BEGIN Dataset content

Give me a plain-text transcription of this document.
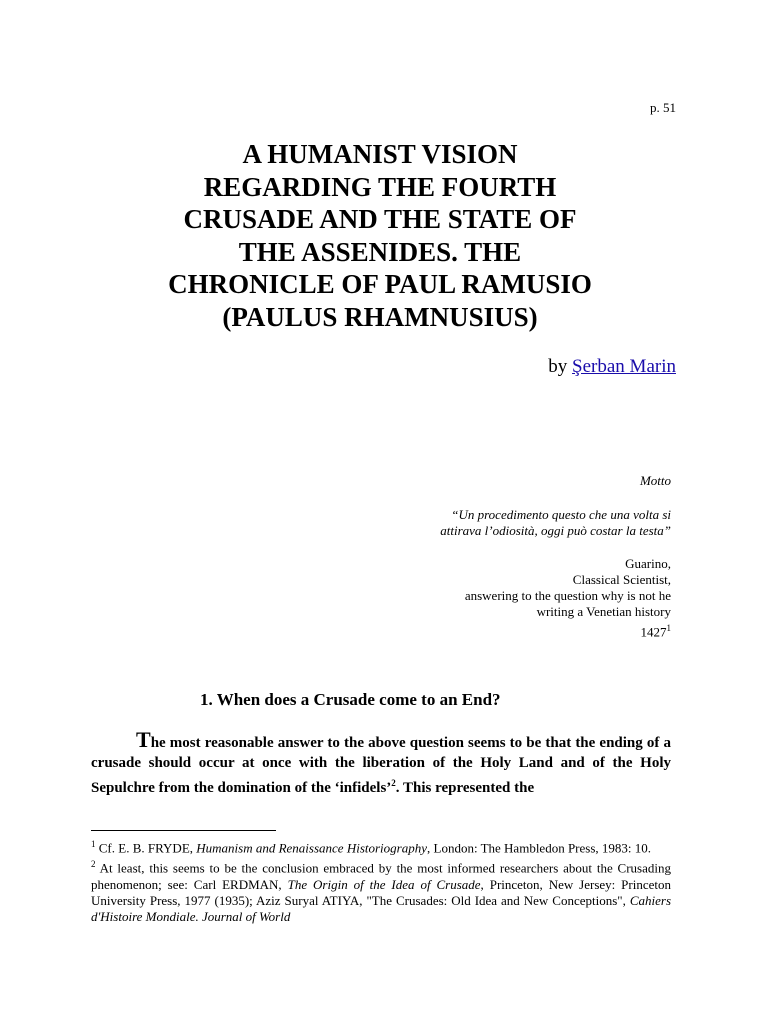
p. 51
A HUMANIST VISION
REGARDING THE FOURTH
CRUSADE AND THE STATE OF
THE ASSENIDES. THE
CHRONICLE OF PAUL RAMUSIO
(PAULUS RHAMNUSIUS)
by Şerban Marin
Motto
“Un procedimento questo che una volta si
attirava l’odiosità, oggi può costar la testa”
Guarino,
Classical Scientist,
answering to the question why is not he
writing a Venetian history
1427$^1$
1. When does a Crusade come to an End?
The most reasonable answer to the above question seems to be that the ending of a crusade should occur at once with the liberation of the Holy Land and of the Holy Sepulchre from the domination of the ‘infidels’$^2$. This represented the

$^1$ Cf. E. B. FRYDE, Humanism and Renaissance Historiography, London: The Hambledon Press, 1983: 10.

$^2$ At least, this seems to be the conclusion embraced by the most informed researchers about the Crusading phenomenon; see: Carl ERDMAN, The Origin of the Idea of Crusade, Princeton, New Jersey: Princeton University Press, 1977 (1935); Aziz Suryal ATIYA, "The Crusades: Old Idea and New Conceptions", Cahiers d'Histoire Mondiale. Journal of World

END Dataset content
BEGIN Dataset content

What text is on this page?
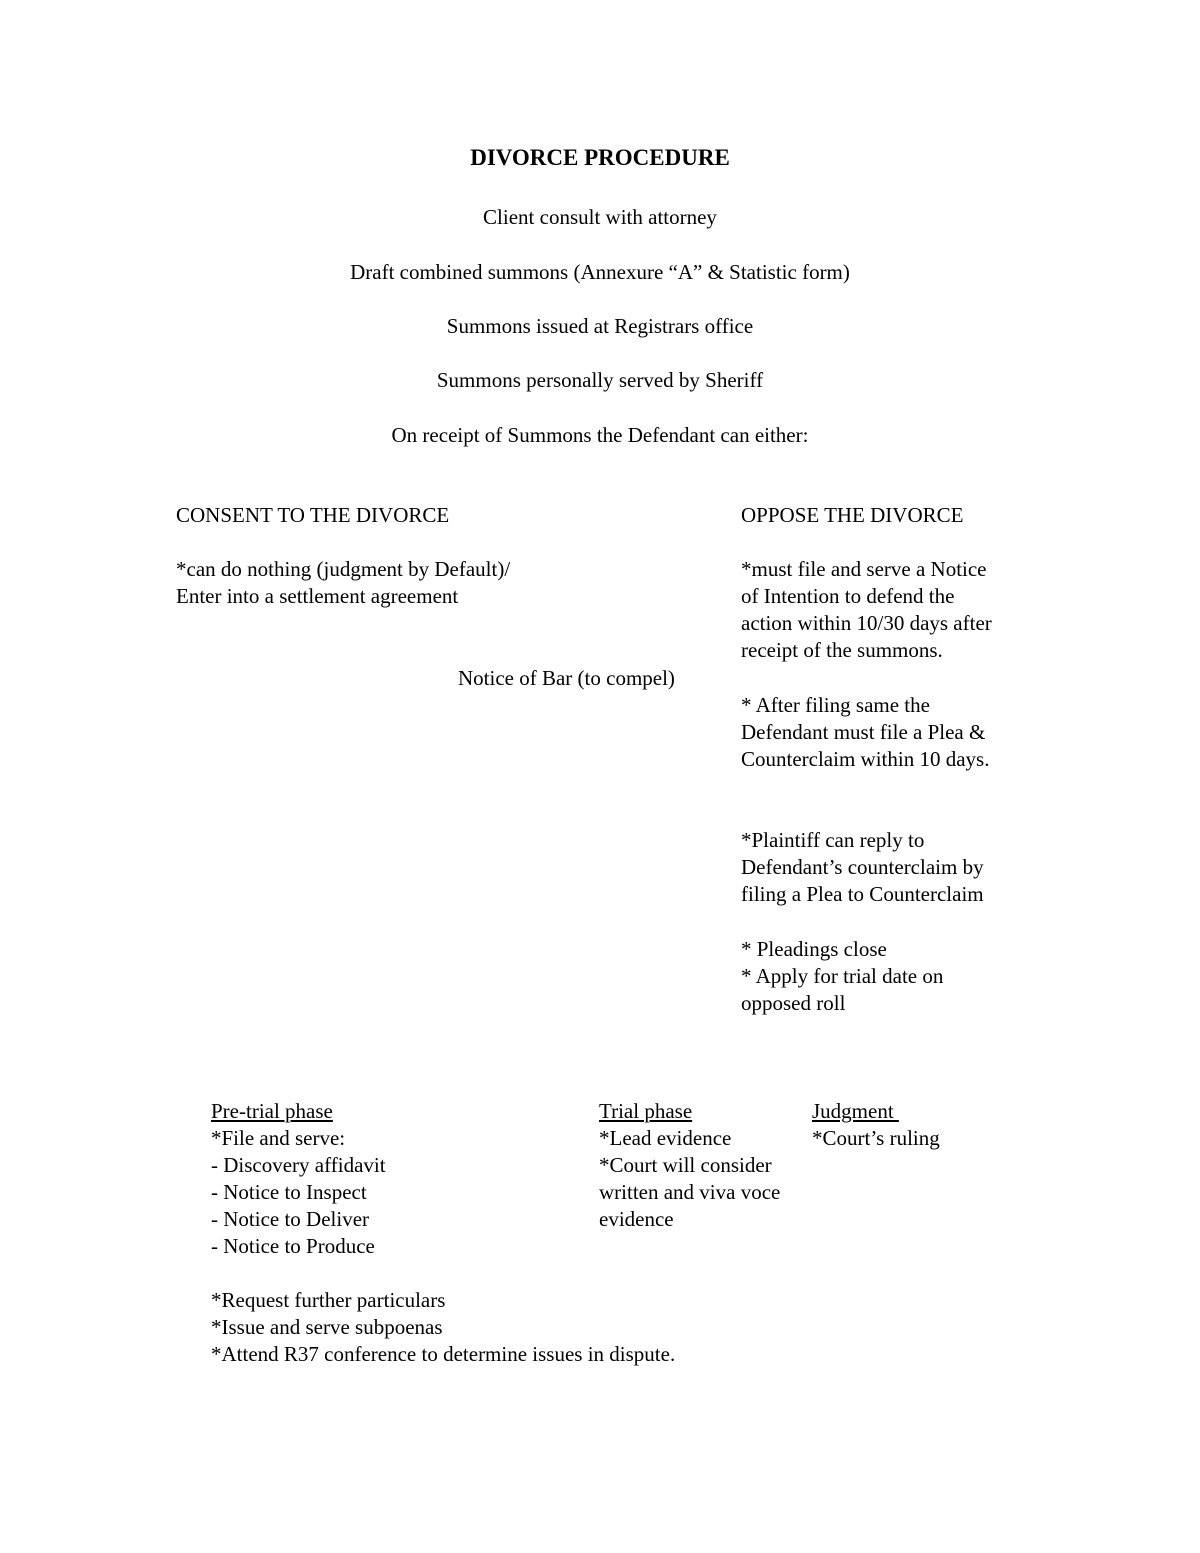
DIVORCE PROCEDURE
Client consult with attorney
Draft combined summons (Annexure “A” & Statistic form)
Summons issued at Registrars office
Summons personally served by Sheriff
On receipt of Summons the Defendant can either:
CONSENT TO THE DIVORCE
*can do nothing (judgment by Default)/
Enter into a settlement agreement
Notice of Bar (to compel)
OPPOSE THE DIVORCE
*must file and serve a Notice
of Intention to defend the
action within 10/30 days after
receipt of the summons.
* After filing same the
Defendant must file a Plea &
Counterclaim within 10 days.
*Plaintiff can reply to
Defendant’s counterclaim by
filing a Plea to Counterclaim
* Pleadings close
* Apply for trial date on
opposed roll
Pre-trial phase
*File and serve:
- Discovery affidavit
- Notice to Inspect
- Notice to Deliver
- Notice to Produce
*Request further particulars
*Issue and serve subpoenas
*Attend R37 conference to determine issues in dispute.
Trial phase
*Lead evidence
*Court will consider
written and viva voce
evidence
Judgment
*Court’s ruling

END Dataset content

## Task description
How many lines of the data contain the word "days"? Answer with the number alone.

## Result for this exercise
2